▼▼▼
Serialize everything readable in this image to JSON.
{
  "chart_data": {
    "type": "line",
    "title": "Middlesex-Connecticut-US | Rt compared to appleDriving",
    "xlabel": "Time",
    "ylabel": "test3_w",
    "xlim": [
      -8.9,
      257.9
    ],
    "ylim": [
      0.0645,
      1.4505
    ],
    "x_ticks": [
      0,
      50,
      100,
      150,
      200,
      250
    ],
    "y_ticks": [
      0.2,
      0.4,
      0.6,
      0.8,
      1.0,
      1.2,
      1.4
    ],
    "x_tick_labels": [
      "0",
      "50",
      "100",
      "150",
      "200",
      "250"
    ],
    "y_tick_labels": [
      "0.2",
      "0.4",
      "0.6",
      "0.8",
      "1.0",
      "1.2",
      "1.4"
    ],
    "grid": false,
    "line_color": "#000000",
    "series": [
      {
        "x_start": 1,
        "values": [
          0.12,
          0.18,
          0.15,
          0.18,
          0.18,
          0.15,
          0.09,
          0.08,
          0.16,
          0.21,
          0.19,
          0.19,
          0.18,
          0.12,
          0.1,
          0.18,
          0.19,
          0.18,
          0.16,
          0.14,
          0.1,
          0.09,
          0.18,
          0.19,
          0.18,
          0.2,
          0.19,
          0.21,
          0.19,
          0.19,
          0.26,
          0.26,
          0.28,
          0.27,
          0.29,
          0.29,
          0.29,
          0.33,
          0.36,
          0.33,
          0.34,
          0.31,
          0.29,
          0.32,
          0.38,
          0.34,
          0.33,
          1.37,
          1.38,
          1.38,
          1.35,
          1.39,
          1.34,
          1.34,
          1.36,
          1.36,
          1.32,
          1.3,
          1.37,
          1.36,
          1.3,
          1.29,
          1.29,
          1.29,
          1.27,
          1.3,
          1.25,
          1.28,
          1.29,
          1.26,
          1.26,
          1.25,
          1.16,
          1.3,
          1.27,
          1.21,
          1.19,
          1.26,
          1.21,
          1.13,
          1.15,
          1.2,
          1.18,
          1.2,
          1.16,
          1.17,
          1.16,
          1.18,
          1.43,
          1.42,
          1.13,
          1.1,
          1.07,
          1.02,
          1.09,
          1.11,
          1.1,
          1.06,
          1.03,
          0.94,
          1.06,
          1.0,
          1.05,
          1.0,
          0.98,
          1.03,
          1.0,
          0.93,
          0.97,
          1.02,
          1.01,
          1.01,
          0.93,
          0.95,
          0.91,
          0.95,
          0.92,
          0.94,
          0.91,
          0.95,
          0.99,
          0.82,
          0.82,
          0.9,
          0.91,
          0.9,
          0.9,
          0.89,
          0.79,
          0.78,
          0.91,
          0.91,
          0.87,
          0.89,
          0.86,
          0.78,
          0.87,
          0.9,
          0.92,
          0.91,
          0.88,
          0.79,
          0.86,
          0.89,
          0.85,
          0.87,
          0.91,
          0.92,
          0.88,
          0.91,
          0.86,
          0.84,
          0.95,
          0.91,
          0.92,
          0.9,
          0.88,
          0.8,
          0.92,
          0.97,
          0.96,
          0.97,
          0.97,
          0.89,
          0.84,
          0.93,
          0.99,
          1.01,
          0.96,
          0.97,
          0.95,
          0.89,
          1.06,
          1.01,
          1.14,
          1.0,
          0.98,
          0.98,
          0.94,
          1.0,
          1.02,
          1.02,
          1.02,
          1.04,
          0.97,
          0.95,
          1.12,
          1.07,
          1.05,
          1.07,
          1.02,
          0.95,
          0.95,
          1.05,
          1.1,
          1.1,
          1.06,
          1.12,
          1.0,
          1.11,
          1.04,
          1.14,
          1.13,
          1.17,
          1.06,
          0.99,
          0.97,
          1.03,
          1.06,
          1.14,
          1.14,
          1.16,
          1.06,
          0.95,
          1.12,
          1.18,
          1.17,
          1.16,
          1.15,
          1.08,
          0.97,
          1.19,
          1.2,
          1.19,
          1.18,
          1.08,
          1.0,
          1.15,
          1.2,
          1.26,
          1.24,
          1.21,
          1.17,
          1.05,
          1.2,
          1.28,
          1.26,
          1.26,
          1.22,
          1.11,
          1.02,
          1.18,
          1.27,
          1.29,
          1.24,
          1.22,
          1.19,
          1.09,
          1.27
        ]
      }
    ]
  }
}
▲▲▲
Repeat all the records. Match each line exactly.

[CORRECT RESULT]
Serialize everything readable in this image to JSON.
{
  "chart_data": {
    "type": "line",
    "title": "Middlesex-Connecticut-US | Rt compared to appleDriving",
    "xlabel": "Time",
    "ylabel": "test3_w",
    "xlim": [
      -8.9,
      257.9
    ],
    "ylim": [
      0.0645,
      1.4505
    ],
    "x_ticks": [
      0,
      50,
      100,
      150,
      200,
      250
    ],
    "y_ticks": [
      0.2,
      0.4,
      0.6,
      0.8,
      1.0,
      1.2,
      1.4
    ],
    "x_tick_labels": [
      "0",
      "50",
      "100",
      "150",
      "200",
      "250"
    ],
    "y_tick_labels": [
      "0.2",
      "0.4",
      "0.6",
      "0.8",
      "1.0",
      "1.2",
      "1.4"
    ],
    "grid": false,
    "line_color": "#000000",
    "series": [
      {
        "x_start": 1,
        "values": [
          0.12,
          0.18,
          0.15,
          0.18,
          0.18,
          0.15,
          0.09,
          0.08,
          0.16,
          0.21,
          0.19,
          0.19,
          0.18,
          0.12,
          0.1,
          0.18,
          0.19,
          0.18,
          0.16,
          0.14,
          0.1,
          0.09,
          0.18,
          0.19,
          0.18,
          0.2,
          0.19,
          0.21,
          0.19,
          0.19,
          0.26,
          0.26,
          0.28,
          0.27,
          0.29,
          0.29,
          0.29,
          0.33,
          0.36,
          0.33,
          0.34,
          0.31,
          0.29,
          0.32,
          0.38,
          0.34,
          0.33,
          1.37,
          1.38,
          1.38,
          1.35,
          1.39,
          1.34,
          1.34,
          1.36,
          1.36,
          1.32,
          1.3,
          1.37,
          1.36,
          1.3,
          1.29,
          1.29,
          1.29,
          1.27,
          1.3,
          1.25,
          1.28,
          1.29,
          1.26,
          1.26,
          1.25,
          1.16,
          1.3,
          1.27,
          1.21,
          1.19,
          1.26,
          1.21,
          1.13,
          1.15,
          1.2,
          1.18,
          1.2,
          1.16,
          1.17,
          1.16,
          1.18,
          1.43,
          1.42,
          1.13,
          1.1,
          1.07,
          1.02,
          1.09,
          1.11,
          1.1,
          1.06,
          1.03,
          0.94,
          1.06,
          1.0,
          1.05,
          1.0,
          0.98,
          1.03,
          1.0,
          0.93,
          0.97,
          1.02,
          1.01,
          1.01,
          0.93,
          0.95,
          0.91,
          0.95,
          0.92,
          0.94,
          0.91,
          0.95,
          0.99,
          0.82,
          0.82,
          0.9,
          0.91,
          0.9,
          0.9,
          0.89,
          0.79,
          0.78,
          0.91,
          0.91,
          0.87,
          0.89,
          0.86,
          0.78,
          0.87,
          0.9,
          0.92,
          0.91,
          0.88,
          0.79,
          0.86,
          0.89,
          0.85,
          0.87,
          0.91,
          0.92,
          0.88,
          0.91,
          0.86,
          0.84,
          0.95,
          0.91,
          0.92,
          0.9,
          0.88,
          0.8,
          0.92,
          0.97,
          0.96,
          0.97,
          0.97,
          0.89,
          0.84,
          0.93,
          0.99,
          1.01,
          0.96,
          0.97,
          0.95,
          0.89,
          1.06,
          1.01,
          1.14,
          1.0,
          0.98,
          0.98,
          0.94,
          1.0,
          1.02,
          1.02,
          1.02,
          1.04,
          0.97,
          0.95,
          1.12,
          1.07,
          1.05,
          1.07,
          1.02,
          0.95,
          0.95,
          1.05,
          1.1,
          1.1,
          1.06,
          1.12,
          1.0,
          1.11,
          1.04,
          1.14,
          1.13,
          1.17,
          1.06,
          0.99,
          0.97,
          1.03,
          1.06,
          1.14,
          1.14,
          1.16,
          1.06,
          0.95,
          1.12,
          1.18,
          1.17,
          1.16,
          1.15,
          1.08,
          0.97,
          1.19,
          1.2,
          1.19,
          1.18,
          1.08,
          1.0,
          1.15,
          1.2,
          1.26,
          1.24,
          1.21,
          1.17,
          1.05,
          1.2,
          1.28,
          1.26,
          1.26,
          1.22,
          1.11,
          1.02,
          1.18,
          1.27,
          1.29,
          1.24,
          1.22,
          1.19,
          1.09,
          1.27
        ]
      }
    ]
  }
}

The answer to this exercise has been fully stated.